_WORK TO COMPLETE_: Print, exactly and completely, every entry in the data.

_DATA ENTRIES_:
........

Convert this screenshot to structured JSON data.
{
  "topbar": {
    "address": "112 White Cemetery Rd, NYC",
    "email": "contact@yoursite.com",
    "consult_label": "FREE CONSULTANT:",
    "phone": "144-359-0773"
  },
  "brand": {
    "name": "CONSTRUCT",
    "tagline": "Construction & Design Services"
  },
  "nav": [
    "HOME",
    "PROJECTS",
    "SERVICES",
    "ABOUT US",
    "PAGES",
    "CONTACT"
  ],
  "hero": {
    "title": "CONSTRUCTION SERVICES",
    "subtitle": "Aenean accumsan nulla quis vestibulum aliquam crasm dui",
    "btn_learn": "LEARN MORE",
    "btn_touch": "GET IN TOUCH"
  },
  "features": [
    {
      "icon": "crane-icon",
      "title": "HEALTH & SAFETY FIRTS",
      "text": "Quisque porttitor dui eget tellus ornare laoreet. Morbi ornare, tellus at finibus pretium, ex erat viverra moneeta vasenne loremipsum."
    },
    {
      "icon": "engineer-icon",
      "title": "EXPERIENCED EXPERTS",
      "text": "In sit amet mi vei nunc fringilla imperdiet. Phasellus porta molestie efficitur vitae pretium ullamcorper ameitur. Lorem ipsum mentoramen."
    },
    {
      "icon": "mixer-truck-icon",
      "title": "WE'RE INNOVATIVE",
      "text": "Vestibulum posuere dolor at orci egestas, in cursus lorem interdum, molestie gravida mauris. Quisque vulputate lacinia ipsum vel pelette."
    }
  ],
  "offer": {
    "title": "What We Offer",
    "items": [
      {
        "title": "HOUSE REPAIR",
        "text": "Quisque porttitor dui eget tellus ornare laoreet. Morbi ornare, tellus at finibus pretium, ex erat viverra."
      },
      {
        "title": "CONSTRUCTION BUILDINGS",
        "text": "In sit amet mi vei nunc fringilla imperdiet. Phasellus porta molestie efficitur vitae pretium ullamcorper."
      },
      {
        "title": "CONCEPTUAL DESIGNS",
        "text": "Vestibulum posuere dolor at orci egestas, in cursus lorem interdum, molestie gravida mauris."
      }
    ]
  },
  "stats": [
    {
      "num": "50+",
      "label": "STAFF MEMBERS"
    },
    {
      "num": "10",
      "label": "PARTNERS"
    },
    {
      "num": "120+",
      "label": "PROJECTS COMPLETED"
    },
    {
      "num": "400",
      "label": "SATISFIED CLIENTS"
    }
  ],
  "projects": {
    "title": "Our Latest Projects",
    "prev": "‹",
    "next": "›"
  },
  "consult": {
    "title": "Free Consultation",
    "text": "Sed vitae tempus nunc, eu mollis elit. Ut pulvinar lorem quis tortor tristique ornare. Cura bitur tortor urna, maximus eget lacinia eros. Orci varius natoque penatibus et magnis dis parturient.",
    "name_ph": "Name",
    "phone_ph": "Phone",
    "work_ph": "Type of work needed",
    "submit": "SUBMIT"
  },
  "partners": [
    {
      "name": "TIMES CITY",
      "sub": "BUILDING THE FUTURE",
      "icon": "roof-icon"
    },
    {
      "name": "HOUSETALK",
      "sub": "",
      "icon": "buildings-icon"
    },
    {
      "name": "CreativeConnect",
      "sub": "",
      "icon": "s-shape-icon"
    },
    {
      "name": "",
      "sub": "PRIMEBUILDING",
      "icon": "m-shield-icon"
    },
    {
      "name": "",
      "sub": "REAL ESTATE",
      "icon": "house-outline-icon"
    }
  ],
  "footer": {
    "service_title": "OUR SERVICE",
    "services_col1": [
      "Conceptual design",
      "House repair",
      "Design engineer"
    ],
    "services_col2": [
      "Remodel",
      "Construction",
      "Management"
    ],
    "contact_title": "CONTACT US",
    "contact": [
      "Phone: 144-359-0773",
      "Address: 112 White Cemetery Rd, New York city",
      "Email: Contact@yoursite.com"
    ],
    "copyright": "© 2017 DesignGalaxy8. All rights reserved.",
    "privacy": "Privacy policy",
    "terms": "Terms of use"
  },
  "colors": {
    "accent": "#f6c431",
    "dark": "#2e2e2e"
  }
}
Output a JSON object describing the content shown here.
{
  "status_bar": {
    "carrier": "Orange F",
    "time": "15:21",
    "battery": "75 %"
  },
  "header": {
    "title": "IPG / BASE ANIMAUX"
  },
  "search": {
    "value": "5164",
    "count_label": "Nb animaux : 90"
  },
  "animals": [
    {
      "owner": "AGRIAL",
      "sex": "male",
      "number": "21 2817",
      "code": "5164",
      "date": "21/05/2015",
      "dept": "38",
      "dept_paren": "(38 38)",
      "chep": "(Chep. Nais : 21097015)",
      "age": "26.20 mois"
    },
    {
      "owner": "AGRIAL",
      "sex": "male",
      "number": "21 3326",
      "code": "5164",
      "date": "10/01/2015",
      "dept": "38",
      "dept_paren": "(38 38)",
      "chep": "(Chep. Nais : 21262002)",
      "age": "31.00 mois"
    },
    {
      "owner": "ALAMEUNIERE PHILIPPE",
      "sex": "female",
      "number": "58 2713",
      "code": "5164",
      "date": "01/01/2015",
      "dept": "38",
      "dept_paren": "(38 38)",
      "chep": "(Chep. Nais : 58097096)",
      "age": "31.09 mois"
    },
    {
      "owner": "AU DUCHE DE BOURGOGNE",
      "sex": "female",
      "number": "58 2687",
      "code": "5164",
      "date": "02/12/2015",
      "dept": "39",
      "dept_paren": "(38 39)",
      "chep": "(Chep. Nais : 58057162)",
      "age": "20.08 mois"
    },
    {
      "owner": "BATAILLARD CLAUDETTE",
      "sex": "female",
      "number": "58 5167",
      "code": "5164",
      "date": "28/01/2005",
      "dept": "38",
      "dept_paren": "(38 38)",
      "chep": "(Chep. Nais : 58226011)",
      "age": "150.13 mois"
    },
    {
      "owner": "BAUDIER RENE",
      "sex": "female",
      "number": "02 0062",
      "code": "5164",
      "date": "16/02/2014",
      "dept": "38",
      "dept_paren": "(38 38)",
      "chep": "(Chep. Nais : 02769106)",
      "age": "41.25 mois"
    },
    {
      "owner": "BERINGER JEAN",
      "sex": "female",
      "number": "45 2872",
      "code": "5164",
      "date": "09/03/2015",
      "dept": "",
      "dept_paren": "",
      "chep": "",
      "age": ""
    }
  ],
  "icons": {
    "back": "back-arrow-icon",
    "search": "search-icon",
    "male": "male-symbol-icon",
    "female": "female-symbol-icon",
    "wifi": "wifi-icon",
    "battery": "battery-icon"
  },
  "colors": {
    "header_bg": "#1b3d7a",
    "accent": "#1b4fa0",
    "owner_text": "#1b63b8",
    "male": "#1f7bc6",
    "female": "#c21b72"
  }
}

........

_ANSWER IN FULL_:
Convert this screenshot to structured JSON data.
{
  "topbar": {
    "address": "112 White Cemetery Rd, NYC",
    "email": "contact@yoursite.com",
    "consult_label": "FREE CONSULTANT:",
    "phone": "144-359-0773"
  },
  "brand": {
    "name": "CONSTRUCT",
    "tagline": "Construction & Design Services"
  },
  "nav": [
    "HOME",
    "PROJECTS",
    "SERVICES",
    "ABOUT US",
    "PAGES",
    "CONTACT"
  ],
  "hero": {
    "title": "CONSTRUCTION SERVICES",
    "subtitle": "Aenean accumsan nulla quis vestibulum aliquam crasm dui",
    "btn_learn": "LEARN MORE",
    "btn_touch": "GET IN TOUCH"
  },
  "features": [
    {
      "icon": "crane-icon",
      "title": "HEALTH & SAFETY FIRTS",
      "text": "Quisque porttitor dui eget tellus ornare laoreet. Morbi ornare, tellus at finibus pretium, ex erat viverra moneeta vasenne loremipsum."
    },
    {
      "icon": "engineer-icon",
      "title": "EXPERIENCED EXPERTS",
      "text": "In sit amet mi vei nunc fringilla imperdiet. Phasellus porta molestie efficitur vitae pretium ullamcorper ameitur. Lorem ipsum mentoramen."
    },
    {
      "icon": "mixer-truck-icon",
      "title": "WE'RE INNOVATIVE",
      "text": "Vestibulum posuere dolor at orci egestas, in cursus lorem interdum, molestie gravida mauris. Quisque vulputate lacinia ipsum vel pelette."
    }
  ],
  "offer": {
    "title": "What We Offer",
    "items": [
      {
        "title": "HOUSE REPAIR",
        "text": "Quisque porttitor dui eget tellus ornare laoreet. Morbi ornare, tellus at finibus pretium, ex erat viverra."
      },
      {
        "title": "CONSTRUCTION BUILDINGS",
        "text": "In sit amet mi vei nunc fringilla imperdiet. Phasellus porta molestie efficitur vitae pretium ullamcorper."
      },
      {
        "title": "CONCEPTUAL DESIGNS",
        "text": "Vestibulum posuere dolor at orci egestas, in cursus lorem interdum, molestie gravida mauris."
      }
    ]
  },
  "stats": [
    {
      "num": "50+",
      "label": "STAFF MEMBERS"
    },
    {
      "num": "10",
      "label": "PARTNERS"
    },
    {
      "num": "120+",
      "label": "PROJECTS COMPLETED"
    },
    {
      "num": "400",
      "label": "SATISFIED CLIENTS"
    }
  ],
  "projects": {
    "title": "Our Latest Projects",
    "prev": "‹",
    "next": "›"
  },
  "consult": {
    "title": "Free Consultation",
    "text": "Sed vitae tempus nunc, eu mollis elit. Ut pulvinar lorem quis tortor tristique ornare. Cura bitur tortor urna, maximus eget lacinia eros. Orci varius natoque penatibus et magnis dis parturient.",
    "name_ph": "Name",
    "phone_ph": "Phone",
    "work_ph": "Type of work needed",
    "submit": "SUBMIT"
  },
  "partners": [
    {
      "name": "TIMES CITY",
      "sub": "BUILDING THE FUTURE",
      "icon": "roof-icon"
    },
    {
      "name": "HOUSETALK",
      "sub": "",
      "icon": "buildings-icon"
    },
    {
      "name": "CreativeConnect",
      "sub": "",
      "icon": "s-shape-icon"
    },
    {
      "name": "",
      "sub": "PRIMEBUILDING",
      "icon": "m-shield-icon"
    },
    {
      "name": "",
      "sub": "REAL ESTATE",
      "icon": "house-outline-icon"
    }
  ],
  "footer": {
    "service_title": "OUR SERVICE",
    "services_col1": [
      "Conceptual design",
      "House repair",
      "Design engineer"
    ],
    "services_col2": [
      "Remodel",
      "Construction",
      "Management"
    ],
    "contact_title": "CONTACT US",
    "contact": [
      "Phone: 144-359-0773",
      "Address: 112 White Cemetery Rd, New York city",
      "Email: Contact@yoursite.com"
    ],
    "copyright": "© 2017 DesignGalaxy8. All rights reserved.",
    "privacy": "Privacy policy",
    "terms": "Terms of use"
  },
  "colors": {
    "accent": "#f6c431",
    "dark": "#2e2e2e"
  }
}
Output a JSON object describing the content shown here.
{
  "status_bar": {
    "carrier": "Orange F",
    "time": "15:21",
    "battery": "75 %"
  },
  "header": {
    "title": "IPG / BASE ANIMAUX"
  },
  "search": {
    "value": "5164",
    "count_label": "Nb animaux : 90"
  },
  "animals": [
    {
      "owner": "AGRIAL",
      "sex": "male",
      "number": "21 2817",
      "code": "5164",
      "date": "21/05/2015",
      "dept": "38",
      "dept_paren": "(38 38)",
      "chep": "(Chep. Nais : 21097015)",
      "age": "26.20 mois"
    },
    {
      "owner": "AGRIAL",
      "sex": "male",
      "number": "21 3326",
      "code": "5164",
      "date": "10/01/2015",
      "dept": "38",
      "dept_paren": "(38 38)",
      "chep": "(Chep. Nais : 21262002)",
      "age": "31.00 mois"
    },
    {
      "owner": "ALAMEUNIERE PHILIPPE",
      "sex": "female",
      "number": "58 2713",
      "code": "5164",
      "date": "01/01/2015",
      "dept": "38",
      "dept_paren": "(38 38)",
      "chep": "(Chep. Nais : 58097096)",
      "age": "31.09 mois"
    },
    {
      "owner": "AU DUCHE DE BOURGOGNE",
      "sex": "female",
      "number": "58 2687",
      "code": "5164",
      "date": "02/12/2015",
      "dept": "39",
      "dept_paren": "(38 39)",
      "chep": "(Chep. Nais : 58057162)",
      "age": "20.08 mois"
    },
    {
      "owner": "BATAILLARD CLAUDETTE",
      "sex": "female",
      "number": "58 5167",
      "code": "5164",
      "date": "28/01/2005",
      "dept": "38",
      "dept_paren": "(38 38)",
      "chep": "(Chep. Nais : 58226011)",
      "age": "150.13 mois"
    },
    {
      "owner": "BAUDIER RENE",
      "sex": "female",
      "number": "02 0062",
      "code": "5164",
      "date": "16/02/2014",
      "dept": "38",
      "dept_paren": "(38 38)",
      "chep": "(Chep. Nais : 02769106)",
      "age": "41.25 mois"
    },
    {
      "owner": "BERINGER JEAN",
      "sex": "female",
      "number": "45 2872",
      "code": "5164",
      "date": "09/03/2015",
      "dept": "",
      "dept_paren": "",
      "chep": "",
      "age": ""
    }
  ],
  "icons": {
    "back": "back-arrow-icon",
    "search": "search-icon",
    "male": "male-symbol-icon",
    "female": "female-symbol-icon",
    "wifi": "wifi-icon",
    "battery": "battery-icon"
  },
  "colors": {
    "header_bg": "#1b3d7a",
    "accent": "#1b4fa0",
    "owner_text": "#1b63b8",
    "male": "#1f7bc6",
    "female": "#c21b72"
  }
}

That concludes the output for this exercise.